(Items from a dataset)
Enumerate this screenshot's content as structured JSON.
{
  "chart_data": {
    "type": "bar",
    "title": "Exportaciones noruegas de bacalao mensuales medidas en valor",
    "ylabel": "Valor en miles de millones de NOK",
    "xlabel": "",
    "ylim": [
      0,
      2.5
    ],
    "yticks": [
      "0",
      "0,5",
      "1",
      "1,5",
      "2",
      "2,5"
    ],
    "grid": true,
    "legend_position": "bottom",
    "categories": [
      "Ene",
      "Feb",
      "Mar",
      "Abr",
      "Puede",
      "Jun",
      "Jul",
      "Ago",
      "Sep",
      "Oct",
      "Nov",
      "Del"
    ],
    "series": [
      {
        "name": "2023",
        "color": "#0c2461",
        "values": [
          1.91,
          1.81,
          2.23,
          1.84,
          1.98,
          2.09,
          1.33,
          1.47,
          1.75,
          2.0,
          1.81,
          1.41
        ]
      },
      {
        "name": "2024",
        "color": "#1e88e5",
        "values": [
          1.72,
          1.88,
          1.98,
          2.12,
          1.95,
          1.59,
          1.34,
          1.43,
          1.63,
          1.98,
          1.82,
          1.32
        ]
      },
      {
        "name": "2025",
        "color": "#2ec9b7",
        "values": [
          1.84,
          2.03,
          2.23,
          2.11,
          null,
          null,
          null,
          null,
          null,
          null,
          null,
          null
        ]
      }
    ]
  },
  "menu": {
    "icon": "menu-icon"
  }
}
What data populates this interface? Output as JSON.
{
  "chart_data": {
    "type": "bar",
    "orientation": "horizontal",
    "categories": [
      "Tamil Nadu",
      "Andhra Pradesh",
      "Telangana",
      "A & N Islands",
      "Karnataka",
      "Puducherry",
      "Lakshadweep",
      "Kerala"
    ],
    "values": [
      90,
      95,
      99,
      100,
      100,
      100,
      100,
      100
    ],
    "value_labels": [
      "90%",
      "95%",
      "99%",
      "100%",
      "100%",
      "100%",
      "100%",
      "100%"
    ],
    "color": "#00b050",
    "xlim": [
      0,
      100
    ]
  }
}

● GOAL
Copy all of the material word for word.

● ANSWER TO THE EXERCISE
Enumerate this screenshot's content as structured JSON.
{
  "chart_data": {
    "type": "bar",
    "title": "Exportaciones noruegas de bacalao mensuales medidas en valor",
    "ylabel": "Valor en miles de millones de NOK",
    "xlabel": "",
    "ylim": [
      0,
      2.5
    ],
    "yticks": [
      "0",
      "0,5",
      "1",
      "1,5",
      "2",
      "2,5"
    ],
    "grid": true,
    "legend_position": "bottom",
    "categories": [
      "Ene",
      "Feb",
      "Mar",
      "Abr",
      "Puede",
      "Jun",
      "Jul",
      "Ago",
      "Sep",
      "Oct",
      "Nov",
      "Del"
    ],
    "series": [
      {
        "name": "2023",
        "color": "#0c2461",
        "values": [
          1.91,
          1.81,
          2.23,
          1.84,
          1.98,
          2.09,
          1.33,
          1.47,
          1.75,
          2.0,
          1.81,
          1.41
        ]
      },
      {
        "name": "2024",
        "color": "#1e88e5",
        "values": [
          1.72,
          1.88,
          1.98,
          2.12,
          1.95,
          1.59,
          1.34,
          1.43,
          1.63,
          1.98,
          1.82,
          1.32
        ]
      },
      {
        "name": "2025",
        "color": "#2ec9b7",
        "values": [
          1.84,
          2.03,
          2.23,
          2.11,
          null,
          null,
          null,
          null,
          null,
          null,
          null,
          null
        ]
      }
    ]
  },
  "menu": {
    "icon": "menu-icon"
  }
}
What data populates this interface? Output as JSON.
{
  "chart_data": {
    "type": "bar",
    "orientation": "horizontal",
    "categories": [
      "Tamil Nadu",
      "Andhra Pradesh",
      "Telangana",
      "A & N Islands",
      "Karnataka",
      "Puducherry",
      "Lakshadweep",
      "Kerala"
    ],
    "values": [
      90,
      95,
      99,
      100,
      100,
      100,
      100,
      100
    ],
    "value_labels": [
      "90%",
      "95%",
      "99%",
      "100%",
      "100%",
      "100%",
      "100%",
      "100%"
    ],
    "color": "#00b050",
    "xlim": [
      0,
      100
    ]
  }
}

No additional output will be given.